#### [DIRECTIONS]
Reproduce each line of the listing exactly.

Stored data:
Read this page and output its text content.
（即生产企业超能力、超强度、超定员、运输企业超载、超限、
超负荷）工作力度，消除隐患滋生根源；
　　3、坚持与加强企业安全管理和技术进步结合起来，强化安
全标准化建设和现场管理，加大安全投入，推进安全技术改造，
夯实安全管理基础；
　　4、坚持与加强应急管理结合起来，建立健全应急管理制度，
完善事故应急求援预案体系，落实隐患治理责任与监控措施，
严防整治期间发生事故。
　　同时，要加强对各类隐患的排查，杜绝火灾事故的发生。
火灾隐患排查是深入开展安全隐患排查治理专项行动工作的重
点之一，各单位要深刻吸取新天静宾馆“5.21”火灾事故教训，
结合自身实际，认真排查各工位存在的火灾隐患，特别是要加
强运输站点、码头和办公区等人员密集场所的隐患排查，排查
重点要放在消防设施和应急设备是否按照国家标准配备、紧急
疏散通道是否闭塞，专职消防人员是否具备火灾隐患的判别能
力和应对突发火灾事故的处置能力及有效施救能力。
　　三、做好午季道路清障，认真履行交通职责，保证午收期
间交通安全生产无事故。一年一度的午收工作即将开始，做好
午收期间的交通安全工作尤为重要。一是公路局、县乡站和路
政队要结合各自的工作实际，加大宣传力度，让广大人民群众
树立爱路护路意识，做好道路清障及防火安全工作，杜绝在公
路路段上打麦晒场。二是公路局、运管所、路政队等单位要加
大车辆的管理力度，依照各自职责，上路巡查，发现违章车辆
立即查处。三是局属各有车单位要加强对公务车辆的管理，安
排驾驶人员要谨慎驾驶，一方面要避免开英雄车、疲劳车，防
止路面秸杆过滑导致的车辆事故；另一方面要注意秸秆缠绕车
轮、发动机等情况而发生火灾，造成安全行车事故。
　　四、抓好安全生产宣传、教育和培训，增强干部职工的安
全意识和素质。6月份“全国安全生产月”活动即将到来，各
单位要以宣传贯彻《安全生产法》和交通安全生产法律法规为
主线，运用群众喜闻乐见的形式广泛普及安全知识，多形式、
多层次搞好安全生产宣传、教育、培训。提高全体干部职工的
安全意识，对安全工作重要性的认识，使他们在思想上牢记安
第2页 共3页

#### [WRITTEN ANSWER]
Read this page and output its text content.
（即生产企业超能力、超强度、超定员、运输企业超载、超限、
超负荷）工作力度，消除隐患滋生根源；
　　3、坚持与加强企业安全管理和技术进步结合起来，强化安
全标准化建设和现场管理，加大安全投入，推进安全技术改造，
夯实安全管理基础；
　　4、坚持与加强应急管理结合起来，建立健全应急管理制度，
完善事故应急求援预案体系，落实隐患治理责任与监控措施，
严防整治期间发生事故。
　　同时，要加强对各类隐患的排查，杜绝火灾事故的发生。
火灾隐患排查是深入开展安全隐患排查治理专项行动工作的重
点之一，各单位要深刻吸取新天静宾馆“5.21”火灾事故教训，
结合自身实际，认真排查各工位存在的火灾隐患，特别是要加
强运输站点、码头和办公区等人员密集场所的隐患排查，排查
重点要放在消防设施和应急设备是否按照国家标准配备、紧急
疏散通道是否闭塞，专职消防人员是否具备火灾隐患的判别能
力和应对突发火灾事故的处置能力及有效施救能力。
　　三、做好午季道路清障，认真履行交通职责，保证午收期
间交通安全生产无事故。一年一度的午收工作即将开始，做好
午收期间的交通安全工作尤为重要。一是公路局、县乡站和路
政队要结合各自的工作实际，加大宣传力度，让广大人民群众
树立爱路护路意识，做好道路清障及防火安全工作，杜绝在公
路路段上打麦晒场。二是公路局、运管所、路政队等单位要加
大车辆的管理力度，依照各自职责，上路巡查，发现违章车辆
立即查处。三是局属各有车单位要加强对公务车辆的管理，安
排驾驶人员要谨慎驾驶，一方面要避免开英雄车、疲劳车，防
止路面秸杆过滑导致的车辆事故；另一方面要注意秸秆缠绕车
轮、发动机等情况而发生火灾，造成安全行车事故。
　　四、抓好安全生产宣传、教育和培训，增强干部职工的安
全意识和素质。6月份“全国安全生产月”活动即将到来，各
单位要以宣传贯彻《安全生产法》和交通安全生产法律法规为
主线，运用群众喜闻乐见的形式广泛普及安全知识，多形式、
多层次搞好安全生产宣传、教育、培训。提高全体干部职工的
安全意识，对安全工作重要性的认识，使他们在思想上牢记安
第2页 共3页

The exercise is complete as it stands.